What the task requires — Transcribe each entry below exactly. Pictures do not go in the copy.

Data lines —
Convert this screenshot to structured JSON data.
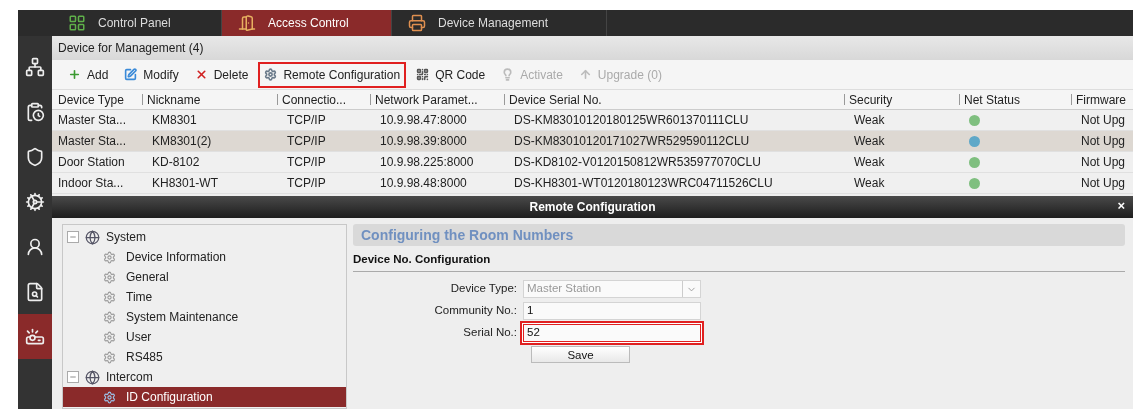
{
  "tabs": [
    {
      "label": "Control Panel",
      "selected": false
    },
    {
      "label": "Access Control",
      "selected": true
    },
    {
      "label": "Device Management",
      "selected": false
    }
  ],
  "rail": [
    {
      "selected": false
    },
    {
      "selected": false
    },
    {
      "selected": false
    },
    {
      "selected": false
    },
    {
      "selected": false
    },
    {
      "selected": false
    },
    {
      "selected": true
    }
  ],
  "panel_title": "Device for Management (4)",
  "toolbar": [
    {
      "label": "Add",
      "disabled": false,
      "highlighted": false
    },
    {
      "label": "Modify",
      "disabled": false,
      "highlighted": false
    },
    {
      "label": "Delete",
      "disabled": false,
      "highlighted": false
    },
    {
      "label": "Remote Configuration",
      "disabled": false,
      "highlighted": true
    },
    {
      "label": "QR Code",
      "disabled": false,
      "highlighted": false
    },
    {
      "label": "Activate",
      "disabled": true,
      "highlighted": false
    },
    {
      "label": "Upgrade (0)",
      "disabled": true,
      "highlighted": false
    }
  ],
  "table": {
    "columns": [
      "Device Type",
      "Nickname",
      "Connectio...",
      "Network Paramet...",
      "Device Serial No.",
      "Security",
      "Net Status",
      "Firmware"
    ],
    "rows": [
      {
        "selected": false,
        "cells": [
          "Master Sta...",
          "KM8301",
          "TCP/IP",
          "10.9.98.47:8000",
          "DS-KM83010120180125WR601370111CLU",
          "Weak",
          "",
          "Not Upg"
        ],
        "color": "#7fbf7f"
      },
      {
        "selected": true,
        "cells": [
          "Master Sta...",
          "KM8301(2)",
          "TCP/IP",
          "10.9.98.39:8000",
          "DS-KM83010120171027WR529590112CLU",
          "Weak",
          "",
          "Not Upg"
        ],
        "color": "#5fa8c8"
      },
      {
        "selected": false,
        "cells": [
          "Door Station",
          "KD-8102",
          "TCP/IP",
          "10.9.98.225:8000",
          "DS-KD8102-V0120150812WR535977070CLU",
          "Weak",
          "",
          "Not Upg"
        ],
        "color": "#7fbf7f"
      },
      {
        "selected": false,
        "cells": [
          "Indoor Sta...",
          "KH8301-WT",
          "TCP/IP",
          "10.9.98.48:8000",
          "DS-KH8301-WT0120180123WRC04711526CLU",
          "Weak",
          "",
          "Not Upg"
        ],
        "color": "#7fbf7f"
      }
    ]
  },
  "dialog": {
    "title": "Remote Configuration",
    "close": "×",
    "tree": [
      {
        "label": "System",
        "expanded": true,
        "selected": false,
        "children": [
          {
            "label": "Device Information",
            "selected": false
          },
          {
            "label": "General",
            "selected": false
          },
          {
            "label": "Time",
            "selected": false
          },
          {
            "label": "System Maintenance",
            "selected": false
          },
          {
            "label": "User",
            "selected": false
          },
          {
            "label": "RS485",
            "selected": false
          }
        ]
      },
      {
        "label": "Intercom",
        "expanded": true,
        "selected": false,
        "children": [
          {
            "label": "ID Configuration",
            "selected": true
          }
        ]
      }
    ],
    "heading": "Configuring the Room Numbers",
    "section": "Device No. Configuration",
    "fields": [
      {
        "kind": "select",
        "label": "Device Type:",
        "value": "Master Station",
        "disabled": true,
        "highlighted": false
      },
      {
        "kind": "text",
        "label": "Community No.:",
        "value": "1",
        "disabled": false,
        "highlighted": false
      },
      {
        "kind": "text",
        "label": "Serial No.:",
        "value": "52",
        "disabled": false,
        "highlighted": true
      }
    ],
    "save": "Save"
  }
}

Finished task —
Convert this screenshot to structured JSON data.
{
  "tabs": [
    {
      "label": "Control Panel",
      "selected": false
    },
    {
      "label": "Access Control",
      "selected": true
    },
    {
      "label": "Device Management",
      "selected": false
    }
  ],
  "rail": [
    {
      "selected": false
    },
    {
      "selected": false
    },
    {
      "selected": false
    },
    {
      "selected": false
    },
    {
      "selected": false
    },
    {
      "selected": false
    },
    {
      "selected": true
    }
  ],
  "panel_title": "Device for Management (4)",
  "toolbar": [
    {
      "label": "Add",
      "disabled": false,
      "highlighted": false
    },
    {
      "label": "Modify",
      "disabled": false,
      "highlighted": false
    },
    {
      "label": "Delete",
      "disabled": false,
      "highlighted": false
    },
    {
      "label": "Remote Configuration",
      "disabled": false,
      "highlighted": true
    },
    {
      "label": "QR Code",
      "disabled": false,
      "highlighted": false
    },
    {
      "label": "Activate",
      "disabled": true,
      "highlighted": false
    },
    {
      "label": "Upgrade (0)",
      "disabled": true,
      "highlighted": false
    }
  ],
  "table": {
    "columns": [
      "Device Type",
      "Nickname",
      "Connectio...",
      "Network Paramet...",
      "Device Serial No.",
      "Security",
      "Net Status",
      "Firmware"
    ],
    "rows": [
      {
        "selected": false,
        "cells": [
          "Master Sta...",
          "KM8301",
          "TCP/IP",
          "10.9.98.47:8000",
          "DS-KM83010120180125WR601370111CLU",
          "Weak",
          "",
          "Not Upg"
        ],
        "color": "#7fbf7f"
      },
      {
        "selected": true,
        "cells": [
          "Master Sta...",
          "KM8301(2)",
          "TCP/IP",
          "10.9.98.39:8000",
          "DS-KM83010120171027WR529590112CLU",
          "Weak",
          "",
          "Not Upg"
        ],
        "color": "#5fa8c8"
      },
      {
        "selected": false,
        "cells": [
          "Door Station",
          "KD-8102",
          "TCP/IP",
          "10.9.98.225:8000",
          "DS-KD8102-V0120150812WR535977070CLU",
          "Weak",
          "",
          "Not Upg"
        ],
        "color": "#7fbf7f"
      },
      {
        "selected": false,
        "cells": [
          "Indoor Sta...",
          "KH8301-WT",
          "TCP/IP",
          "10.9.98.48:8000",
          "DS-KH8301-WT0120180123WRC04711526CLU",
          "Weak",
          "",
          "Not Upg"
        ],
        "color": "#7fbf7f"
      }
    ]
  },
  "dialog": {
    "title": "Remote Configuration",
    "close": "×",
    "tree": [
      {
        "label": "System",
        "expanded": true,
        "selected": false,
        "children": [
          {
            "label": "Device Information",
            "selected": false
          },
          {
            "label": "General",
            "selected": false
          },
          {
            "label": "Time",
            "selected": false
          },
          {
            "label": "System Maintenance",
            "selected": false
          },
          {
            "label": "User",
            "selected": false
          },
          {
            "label": "RS485",
            "selected": false
          }
        ]
      },
      {
        "label": "Intercom",
        "expanded": true,
        "selected": false,
        "children": [
          {
            "label": "ID Configuration",
            "selected": true
          }
        ]
      }
    ],
    "heading": "Configuring the Room Numbers",
    "section": "Device No. Configuration",
    "fields": [
      {
        "kind": "select",
        "label": "Device Type:",
        "value": "Master Station",
        "disabled": true,
        "highlighted": false
      },
      {
        "kind": "text",
        "label": "Community No.:",
        "value": "1",
        "disabled": false,
        "highlighted": false
      },
      {
        "kind": "text",
        "label": "Serial No.:",
        "value": "52",
        "disabled": false,
        "highlighted": true
      }
    ],
    "save": "Save"
  }
}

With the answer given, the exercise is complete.